**Extracts from a graphics dataset:**
################

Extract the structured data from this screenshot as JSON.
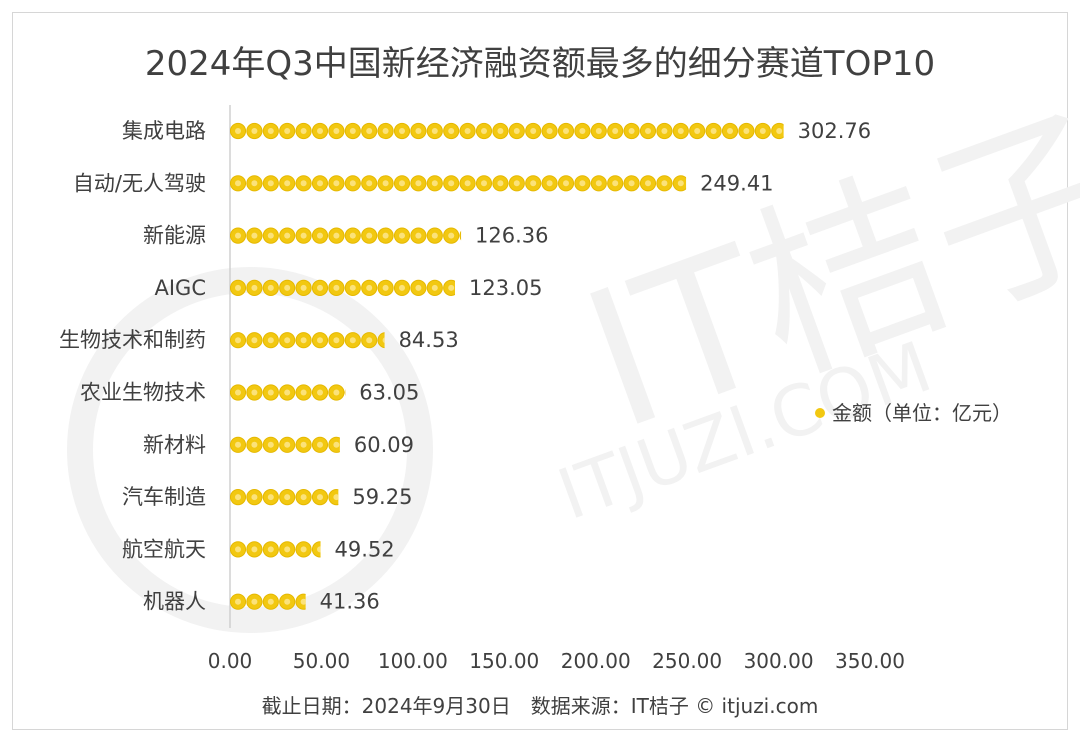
{
  "chart_data": {
    "type": "bar",
    "orientation": "horizontal",
    "title": "2024年Q3中国新经济融资额最多的细分赛道TOP10",
    "categories": [
      "集成电路",
      "自动/无人驾驶",
      "新能源",
      "AIGC",
      "生物技术和制药",
      "农业生物技术",
      "新材料",
      "汽车制造",
      "航空航天",
      "机器人"
    ],
    "series": [
      {
        "name": "金额（单位：亿元）",
        "values": [
          302.76,
          249.41,
          126.36,
          123.05,
          84.53,
          63.05,
          60.09,
          59.25,
          49.52,
          41.36
        ]
      }
    ],
    "value_labels": [
      "302.76",
      "249.41",
      "126.36",
      "123.05",
      "84.53",
      "63.05",
      "60.09",
      "59.25",
      "49.52",
      "41.36"
    ],
    "xlim": [
      0,
      350
    ],
    "xticks": [
      0,
      50,
      100,
      150,
      200,
      250,
      300,
      350
    ],
    "xtick_labels": [
      "0.00",
      "50.00",
      "100.00",
      "150.00",
      "200.00",
      "250.00",
      "300.00",
      "350.00"
    ],
    "legend_position": "right",
    "grid": false,
    "marker_color": "#F2C811",
    "marker_style": "coin-dots"
  },
  "footer": "截止日期：2024年9月30日　数据来源：IT桔子 © itjuzi.com",
  "watermark": {
    "main": "IT桔子",
    "sub": "ITJUZI.COM"
  }
}
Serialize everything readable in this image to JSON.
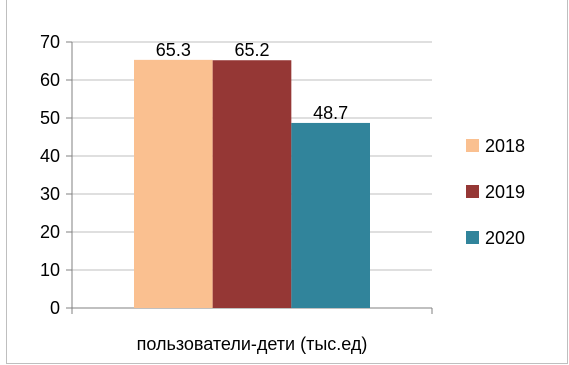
{
  "chart_data": {
    "type": "bar",
    "categories": [
      "пользователи-дети (тыс.ед)"
    ],
    "series": [
      {
        "name": "2018",
        "values": [
          65.3
        ],
        "color": "#FAC090"
      },
      {
        "name": "2019",
        "values": [
          65.2
        ],
        "color": "#953735"
      },
      {
        "name": "2020",
        "values": [
          48.7
        ],
        "color": "#31849B"
      }
    ],
    "data_labels": [
      "65.3",
      "65.2",
      "48.7"
    ],
    "y_ticks": [
      "0",
      "10",
      "20",
      "30",
      "40",
      "50",
      "60",
      "70"
    ],
    "ylim": [
      0,
      70
    ],
    "grid": true,
    "legend_position": "right",
    "title": "",
    "xlabel": "",
    "ylabel": ""
  }
}
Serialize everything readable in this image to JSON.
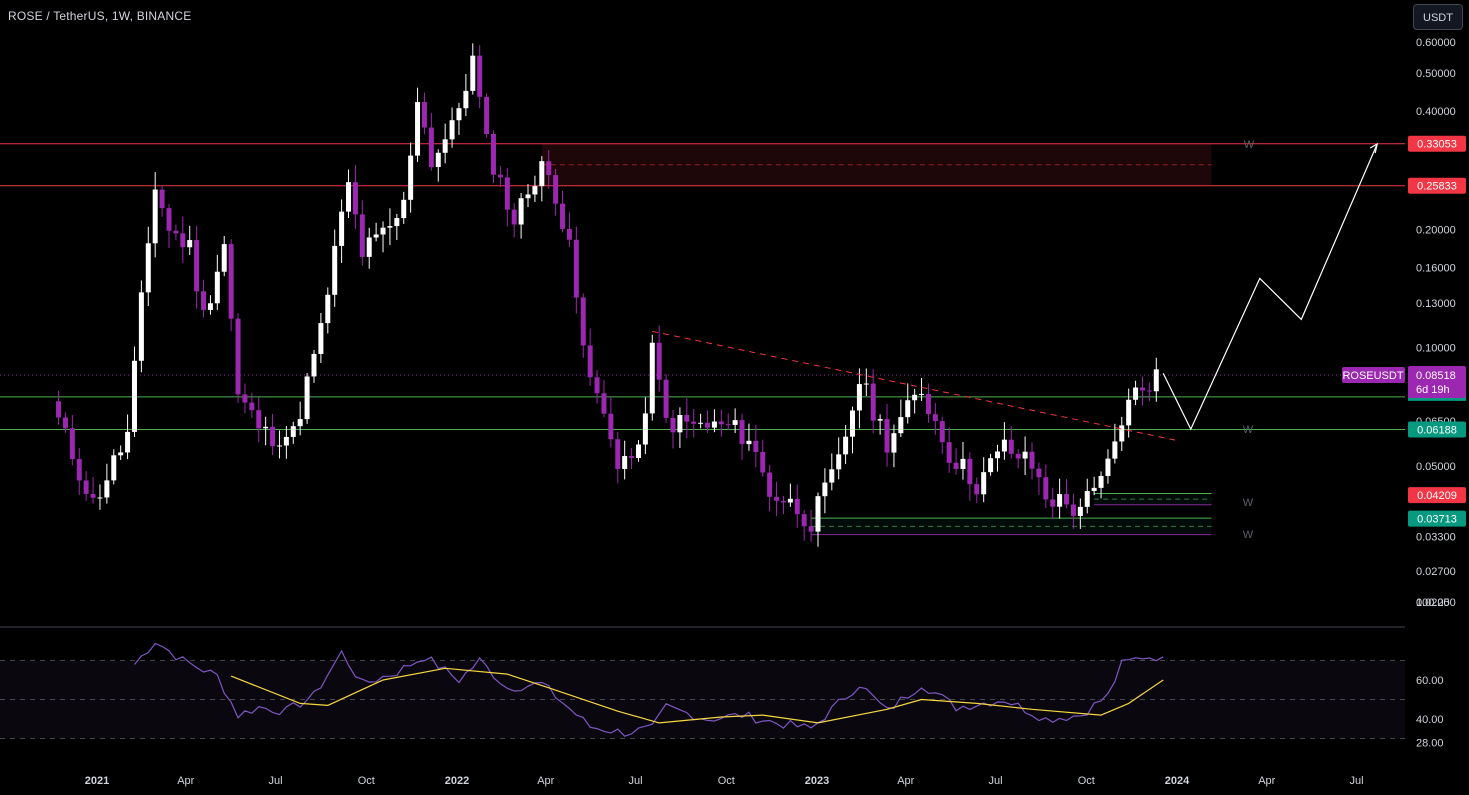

################

**Written task:**
Set the listing down in full and exactly. Pictures within it should not appear in the copy.

**Worked answer:**
Extract the structured data from this screenshot as JSON.
{
  "chart_data": {
    "type": "bar",
    "orientation": "horizontal",
    "title": "2024年Q3中国新经济融资额最多的细分赛道TOP10",
    "categories": [
      "集成电路",
      "自动/无人驾驶",
      "新能源",
      "AIGC",
      "生物技术和制药",
      "农业生物技术",
      "新材料",
      "汽车制造",
      "航空航天",
      "机器人"
    ],
    "series": [
      {
        "name": "金额（单位：亿元）",
        "values": [
          302.76,
          249.41,
          126.36,
          123.05,
          84.53,
          63.05,
          60.09,
          59.25,
          49.52,
          41.36
        ]
      }
    ],
    "value_labels": [
      "302.76",
      "249.41",
      "126.36",
      "123.05",
      "84.53",
      "63.05",
      "60.09",
      "59.25",
      "49.52",
      "41.36"
    ],
    "xlim": [
      0,
      350
    ],
    "xticks": [
      0,
      50,
      100,
      150,
      200,
      250,
      300,
      350
    ],
    "xtick_labels": [
      "0.00",
      "50.00",
      "100.00",
      "150.00",
      "200.00",
      "250.00",
      "300.00",
      "350.00"
    ],
    "legend_position": "right",
    "grid": false,
    "marker_color": "#F2C811",
    "marker_style": "coin-dots"
  },
  "footer": "截止日期：2024年9月30日　数据来源：IT桔子 © itjuzi.com",
  "watermark": {
    "main": "IT桔子",
    "sub": "ITJUZI.COM"
  }
}
Serialize everything readable in this image to JSON.
{
  "chart_data": {
    "type": "bar",
    "categories": [
      "пользователи-дети (тыс.ед)"
    ],
    "series": [
      {
        "name": "2018",
        "values": [
          65.3
        ],
        "color": "#FAC090"
      },
      {
        "name": "2019",
        "values": [
          65.2
        ],
        "color": "#953735"
      },
      {
        "name": "2020",
        "values": [
          48.7
        ],
        "color": "#31849B"
      }
    ],
    "data_labels": [
      "65.3",
      "65.2",
      "48.7"
    ],
    "y_ticks": [
      "0",
      "10",
      "20",
      "30",
      "40",
      "50",
      "60",
      "70"
    ],
    "ylim": [
      0,
      70
    ],
    "grid": true,
    "legend_position": "right",
    "title": "",
    "xlabel": "",
    "ylabel": ""
  }
}
Serialize everything readable in this image to JSON.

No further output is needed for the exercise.